**Given request**
Retype the listing that follows, exactly as written.

**Given records**
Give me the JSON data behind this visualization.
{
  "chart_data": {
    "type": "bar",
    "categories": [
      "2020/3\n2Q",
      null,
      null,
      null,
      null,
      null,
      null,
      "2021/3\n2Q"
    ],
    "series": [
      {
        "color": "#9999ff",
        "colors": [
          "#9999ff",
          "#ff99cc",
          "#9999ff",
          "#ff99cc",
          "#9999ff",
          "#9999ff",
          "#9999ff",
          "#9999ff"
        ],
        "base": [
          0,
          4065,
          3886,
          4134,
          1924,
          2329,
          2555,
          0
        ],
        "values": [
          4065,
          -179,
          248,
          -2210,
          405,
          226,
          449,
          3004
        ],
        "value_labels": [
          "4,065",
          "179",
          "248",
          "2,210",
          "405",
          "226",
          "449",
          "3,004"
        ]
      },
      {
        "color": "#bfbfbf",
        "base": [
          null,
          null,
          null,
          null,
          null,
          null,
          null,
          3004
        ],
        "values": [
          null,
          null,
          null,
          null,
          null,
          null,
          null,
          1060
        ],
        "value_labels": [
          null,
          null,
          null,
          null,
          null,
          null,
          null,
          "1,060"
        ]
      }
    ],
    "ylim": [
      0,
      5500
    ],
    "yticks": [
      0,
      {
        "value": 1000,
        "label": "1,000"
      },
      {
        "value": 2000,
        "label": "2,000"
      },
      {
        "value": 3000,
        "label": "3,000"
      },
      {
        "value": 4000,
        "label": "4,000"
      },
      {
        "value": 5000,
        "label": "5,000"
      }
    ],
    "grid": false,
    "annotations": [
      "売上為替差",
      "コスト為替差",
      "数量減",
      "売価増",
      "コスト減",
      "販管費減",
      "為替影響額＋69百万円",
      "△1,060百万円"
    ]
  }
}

**Answer to the exercise**
Give me the JSON data behind this visualization.
{
  "chart_data": {
    "type": "bar",
    "categories": [
      "2020/3\n2Q",
      null,
      null,
      null,
      null,
      null,
      null,
      "2021/3\n2Q"
    ],
    "series": [
      {
        "color": "#9999ff",
        "colors": [
          "#9999ff",
          "#ff99cc",
          "#9999ff",
          "#ff99cc",
          "#9999ff",
          "#9999ff",
          "#9999ff",
          "#9999ff"
        ],
        "base": [
          0,
          4065,
          3886,
          4134,
          1924,
          2329,
          2555,
          0
        ],
        "values": [
          4065,
          -179,
          248,
          -2210,
          405,
          226,
          449,
          3004
        ],
        "value_labels": [
          "4,065",
          "179",
          "248",
          "2,210",
          "405",
          "226",
          "449",
          "3,004"
        ]
      },
      {
        "color": "#bfbfbf",
        "base": [
          null,
          null,
          null,
          null,
          null,
          null,
          null,
          3004
        ],
        "values": [
          null,
          null,
          null,
          null,
          null,
          null,
          null,
          1060
        ],
        "value_labels": [
          null,
          null,
          null,
          null,
          null,
          null,
          null,
          "1,060"
        ]
      }
    ],
    "ylim": [
      0,
      5500
    ],
    "yticks": [
      0,
      {
        "value": 1000,
        "label": "1,000"
      },
      {
        "value": 2000,
        "label": "2,000"
      },
      {
        "value": 3000,
        "label": "3,000"
      },
      {
        "value": 4000,
        "label": "4,000"
      },
      {
        "value": 5000,
        "label": "5,000"
      }
    ],
    "grid": false,
    "annotations": [
      "売上為替差",
      "コスト為替差",
      "数量減",
      "売価増",
      "コスト減",
      "販管費減",
      "為替影響額＋69百万円",
      "△1,060百万円"
    ]
  }
}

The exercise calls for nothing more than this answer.